Go through the entries below and copy each line containing the word "image".

[Data records]
━━━━━━━━━━

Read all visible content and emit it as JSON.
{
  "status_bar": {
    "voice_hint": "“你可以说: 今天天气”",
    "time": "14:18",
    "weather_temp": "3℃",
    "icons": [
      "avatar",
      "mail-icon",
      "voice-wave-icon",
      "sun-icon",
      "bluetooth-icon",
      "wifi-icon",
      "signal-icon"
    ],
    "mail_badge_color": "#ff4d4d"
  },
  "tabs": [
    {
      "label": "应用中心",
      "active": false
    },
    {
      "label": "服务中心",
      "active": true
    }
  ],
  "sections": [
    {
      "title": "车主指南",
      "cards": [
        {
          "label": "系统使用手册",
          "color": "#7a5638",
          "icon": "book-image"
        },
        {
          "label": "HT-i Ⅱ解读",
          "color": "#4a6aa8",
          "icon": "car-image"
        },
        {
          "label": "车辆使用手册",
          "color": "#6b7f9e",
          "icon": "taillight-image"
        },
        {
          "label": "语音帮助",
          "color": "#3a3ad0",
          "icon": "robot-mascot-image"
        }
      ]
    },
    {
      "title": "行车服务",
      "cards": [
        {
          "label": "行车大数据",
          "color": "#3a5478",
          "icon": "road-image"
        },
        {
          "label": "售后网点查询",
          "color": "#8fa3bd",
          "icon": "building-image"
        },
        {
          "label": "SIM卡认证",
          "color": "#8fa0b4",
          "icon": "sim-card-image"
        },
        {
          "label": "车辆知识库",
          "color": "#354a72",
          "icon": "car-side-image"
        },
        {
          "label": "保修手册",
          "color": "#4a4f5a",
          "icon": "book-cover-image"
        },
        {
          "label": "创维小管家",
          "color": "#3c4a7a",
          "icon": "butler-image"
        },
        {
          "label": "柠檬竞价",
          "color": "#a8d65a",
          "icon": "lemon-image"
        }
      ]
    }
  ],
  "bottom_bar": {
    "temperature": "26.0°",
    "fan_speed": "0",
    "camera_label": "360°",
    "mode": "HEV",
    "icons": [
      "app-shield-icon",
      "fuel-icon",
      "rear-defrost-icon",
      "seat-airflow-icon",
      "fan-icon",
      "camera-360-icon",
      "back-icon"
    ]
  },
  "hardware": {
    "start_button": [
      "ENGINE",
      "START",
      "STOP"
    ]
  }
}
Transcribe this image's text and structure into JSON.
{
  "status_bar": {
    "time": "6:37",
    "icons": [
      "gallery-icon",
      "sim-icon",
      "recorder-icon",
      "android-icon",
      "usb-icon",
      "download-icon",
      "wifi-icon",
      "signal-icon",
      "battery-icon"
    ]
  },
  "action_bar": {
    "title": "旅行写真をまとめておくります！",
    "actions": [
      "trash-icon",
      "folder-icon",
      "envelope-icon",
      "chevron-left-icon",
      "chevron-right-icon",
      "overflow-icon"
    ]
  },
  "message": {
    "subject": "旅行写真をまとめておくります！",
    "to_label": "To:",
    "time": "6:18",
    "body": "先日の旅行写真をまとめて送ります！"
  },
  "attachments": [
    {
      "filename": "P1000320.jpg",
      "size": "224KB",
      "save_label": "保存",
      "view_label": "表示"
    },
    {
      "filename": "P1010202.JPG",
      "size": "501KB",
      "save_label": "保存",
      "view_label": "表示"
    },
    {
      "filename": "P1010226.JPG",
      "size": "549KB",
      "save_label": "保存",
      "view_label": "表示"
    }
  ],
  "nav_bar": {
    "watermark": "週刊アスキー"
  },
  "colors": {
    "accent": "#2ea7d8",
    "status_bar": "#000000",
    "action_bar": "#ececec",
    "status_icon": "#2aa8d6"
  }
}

━━━━━━━━━━

Full output:
          "icon": "book-image"
          "icon": "car-image"
          "icon": "taillight-image"
          "icon": "robot-mascot-image"
          "icon": "road-image"
          "icon": "building-image"
          "icon": "sim-card-image"
          "icon": "car-side-image"
          "icon": "book-cover-image"
          "icon": "butler-image"
          "icon": "lemon-image"
Transcribe this image's text and structure into JSON.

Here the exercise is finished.